Repeat the full listing, word for word.

## RECORDS TO PROCESS
_ _ _ _
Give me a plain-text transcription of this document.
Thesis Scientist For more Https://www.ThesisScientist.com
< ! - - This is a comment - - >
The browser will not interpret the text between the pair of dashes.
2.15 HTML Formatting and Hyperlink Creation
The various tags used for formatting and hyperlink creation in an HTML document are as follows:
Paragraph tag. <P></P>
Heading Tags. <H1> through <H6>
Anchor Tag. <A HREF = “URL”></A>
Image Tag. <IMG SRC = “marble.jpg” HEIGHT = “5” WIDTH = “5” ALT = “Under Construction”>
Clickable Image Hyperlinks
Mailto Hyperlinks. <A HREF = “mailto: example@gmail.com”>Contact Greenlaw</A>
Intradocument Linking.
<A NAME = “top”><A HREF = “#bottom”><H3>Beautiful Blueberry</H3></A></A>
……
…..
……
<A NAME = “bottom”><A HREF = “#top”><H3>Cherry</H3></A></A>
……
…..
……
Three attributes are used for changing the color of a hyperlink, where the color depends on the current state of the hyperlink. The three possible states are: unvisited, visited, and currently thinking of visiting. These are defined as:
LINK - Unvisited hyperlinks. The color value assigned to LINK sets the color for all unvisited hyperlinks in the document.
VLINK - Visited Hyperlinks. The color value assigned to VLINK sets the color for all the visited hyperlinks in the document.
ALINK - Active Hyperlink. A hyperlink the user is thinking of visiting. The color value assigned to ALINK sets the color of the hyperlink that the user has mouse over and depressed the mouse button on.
_ _ _ _
## TASK RESPONSE
Give me a plain-text transcription of this document.
Thesis Scientist For more Https://www.ThesisScientist.com
< ! - - This is a comment - - >
The browser will not interpret the text between the pair of dashes.
2.15 HTML Formatting and Hyperlink Creation
The various tags used for formatting and hyperlink creation in an HTML document are as follows:
Paragraph tag. <P></P>
Heading Tags. <H1> through <H6>
Anchor Tag. <A HREF = “URL”></A>
Image Tag. <IMG SRC = “marble.jpg” HEIGHT = “5” WIDTH = “5” ALT = “Under Construction”>
Clickable Image Hyperlinks
Mailto Hyperlinks. <A HREF = “mailto: example@gmail.com”>Contact Greenlaw</A>
Intradocument Linking.
<A NAME = “top”><A HREF = “#bottom”><H3>Beautiful Blueberry</H3></A></A>
……
…..
……
<A NAME = “bottom”><A HREF = “#top”><H3>Cherry</H3></A></A>
……
…..
……
Three attributes are used for changing the color of a hyperlink, where the color depends on the current state of the hyperlink. The three possible states are: unvisited, visited, and currently thinking of visiting. These are defined as:
LINK - Unvisited hyperlinks. The color value assigned to LINK sets the color for all unvisited hyperlinks in the document.
VLINK - Visited Hyperlinks. The color value assigned to VLINK sets the color for all the visited hyperlinks in the document.
ALINK - Active Hyperlink. A hyperlink the user is thinking of visiting. The color value assigned to ALINK sets the color of the hyperlink that the user has mouse over and depressed the mouse button on.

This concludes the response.